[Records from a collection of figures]

:::::

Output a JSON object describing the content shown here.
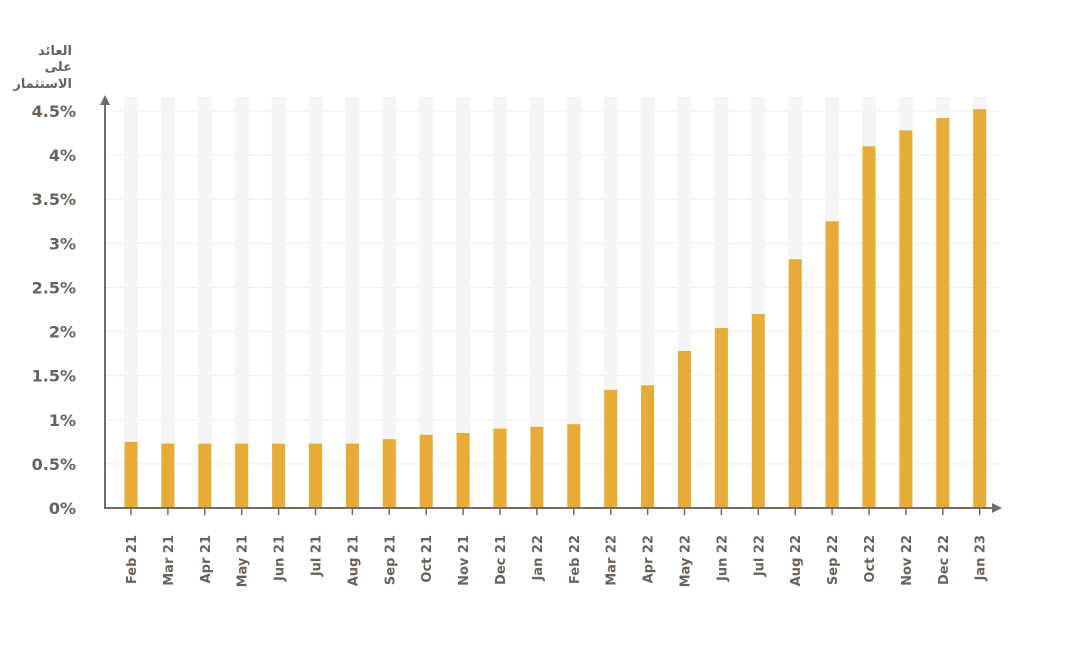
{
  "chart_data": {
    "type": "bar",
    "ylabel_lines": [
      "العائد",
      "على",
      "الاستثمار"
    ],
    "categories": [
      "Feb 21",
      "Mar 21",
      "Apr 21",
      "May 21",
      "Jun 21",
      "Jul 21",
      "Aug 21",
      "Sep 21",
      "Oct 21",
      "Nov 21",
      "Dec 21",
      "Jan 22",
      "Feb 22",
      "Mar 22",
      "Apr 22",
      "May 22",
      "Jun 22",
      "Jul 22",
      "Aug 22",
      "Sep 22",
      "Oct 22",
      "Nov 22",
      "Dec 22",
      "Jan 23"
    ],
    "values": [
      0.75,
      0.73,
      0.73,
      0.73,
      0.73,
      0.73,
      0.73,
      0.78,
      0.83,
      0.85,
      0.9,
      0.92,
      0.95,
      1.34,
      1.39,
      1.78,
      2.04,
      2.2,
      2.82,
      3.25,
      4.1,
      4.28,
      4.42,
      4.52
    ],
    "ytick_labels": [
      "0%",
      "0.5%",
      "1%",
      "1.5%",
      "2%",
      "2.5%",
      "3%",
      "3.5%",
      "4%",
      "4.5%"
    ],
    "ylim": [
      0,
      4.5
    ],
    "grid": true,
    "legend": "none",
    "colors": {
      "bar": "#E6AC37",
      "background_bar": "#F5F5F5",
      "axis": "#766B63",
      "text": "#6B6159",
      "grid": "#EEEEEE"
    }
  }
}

:::::

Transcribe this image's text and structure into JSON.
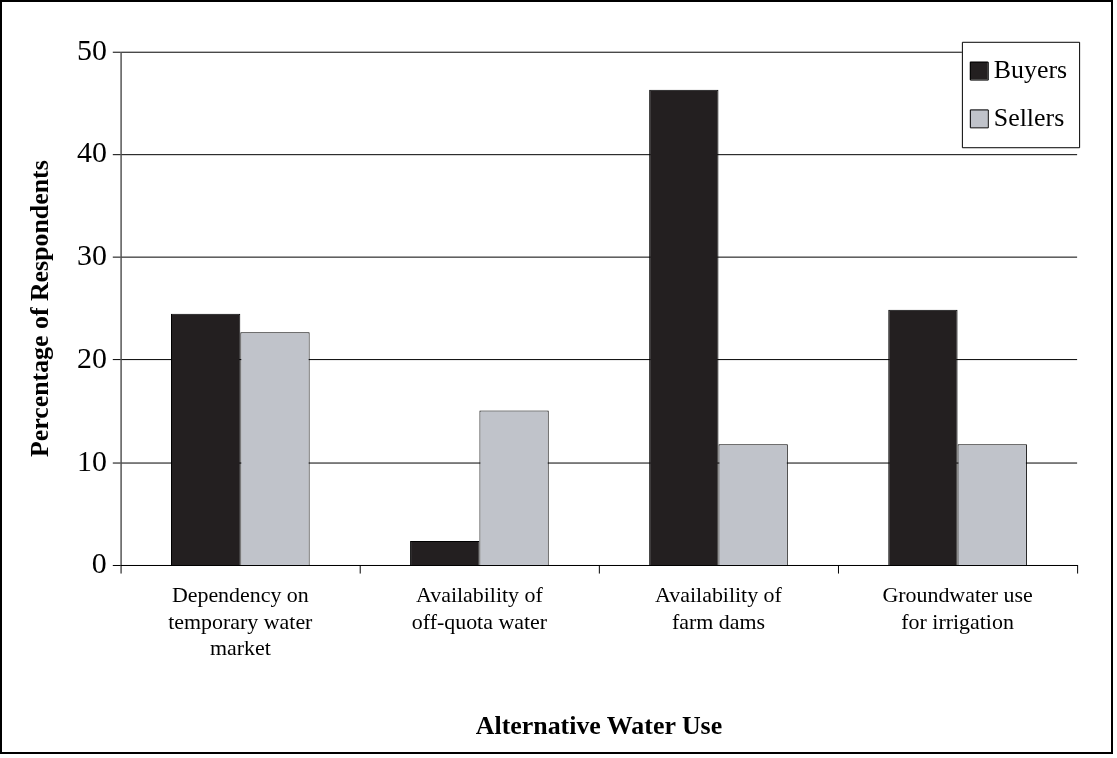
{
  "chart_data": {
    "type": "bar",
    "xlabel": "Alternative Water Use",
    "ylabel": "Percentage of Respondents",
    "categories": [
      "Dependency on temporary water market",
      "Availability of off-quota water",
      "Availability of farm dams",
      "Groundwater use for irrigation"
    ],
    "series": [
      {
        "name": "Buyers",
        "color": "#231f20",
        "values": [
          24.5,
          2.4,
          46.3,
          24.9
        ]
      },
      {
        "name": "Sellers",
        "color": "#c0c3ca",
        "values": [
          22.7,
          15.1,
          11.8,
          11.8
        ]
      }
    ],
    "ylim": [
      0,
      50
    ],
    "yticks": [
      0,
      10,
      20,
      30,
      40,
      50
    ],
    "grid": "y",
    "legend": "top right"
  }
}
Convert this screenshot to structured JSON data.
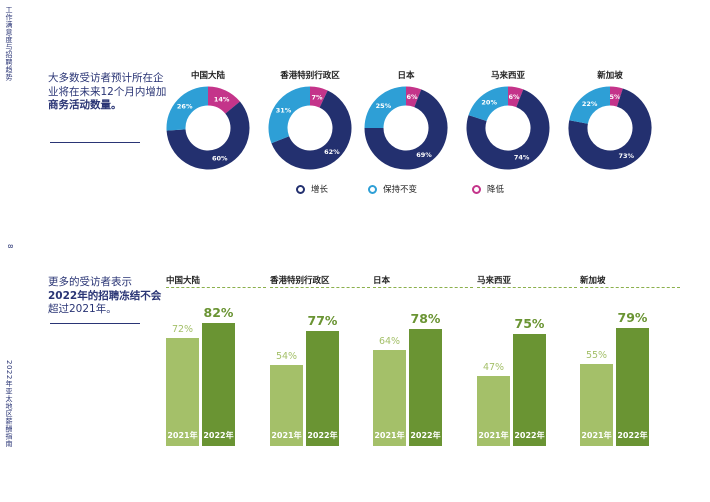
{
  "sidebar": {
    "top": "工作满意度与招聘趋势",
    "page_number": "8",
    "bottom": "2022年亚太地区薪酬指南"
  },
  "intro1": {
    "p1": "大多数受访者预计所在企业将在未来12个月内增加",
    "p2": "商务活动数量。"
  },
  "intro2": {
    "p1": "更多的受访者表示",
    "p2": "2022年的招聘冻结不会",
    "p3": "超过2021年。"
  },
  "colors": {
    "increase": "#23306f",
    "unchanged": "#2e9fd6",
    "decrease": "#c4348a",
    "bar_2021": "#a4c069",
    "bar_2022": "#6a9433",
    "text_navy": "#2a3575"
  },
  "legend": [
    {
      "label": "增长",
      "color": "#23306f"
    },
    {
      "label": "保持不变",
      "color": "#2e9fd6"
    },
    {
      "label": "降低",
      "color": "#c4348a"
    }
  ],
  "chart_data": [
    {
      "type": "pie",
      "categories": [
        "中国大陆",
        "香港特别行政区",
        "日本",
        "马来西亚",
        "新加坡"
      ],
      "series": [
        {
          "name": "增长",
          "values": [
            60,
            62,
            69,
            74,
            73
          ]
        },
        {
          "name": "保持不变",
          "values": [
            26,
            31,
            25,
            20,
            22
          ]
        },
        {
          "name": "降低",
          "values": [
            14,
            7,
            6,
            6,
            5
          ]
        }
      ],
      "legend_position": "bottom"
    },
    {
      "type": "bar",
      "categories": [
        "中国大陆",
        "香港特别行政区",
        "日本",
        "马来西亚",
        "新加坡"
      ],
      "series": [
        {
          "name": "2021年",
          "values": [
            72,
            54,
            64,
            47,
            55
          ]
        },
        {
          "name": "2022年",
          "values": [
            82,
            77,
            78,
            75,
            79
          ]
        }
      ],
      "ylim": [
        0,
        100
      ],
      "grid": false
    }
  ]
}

:::::

● **EXERCISE AIM**
Report how many lines of the listing above include the word "name". Say nothing but the number.

● **ANSWER**
7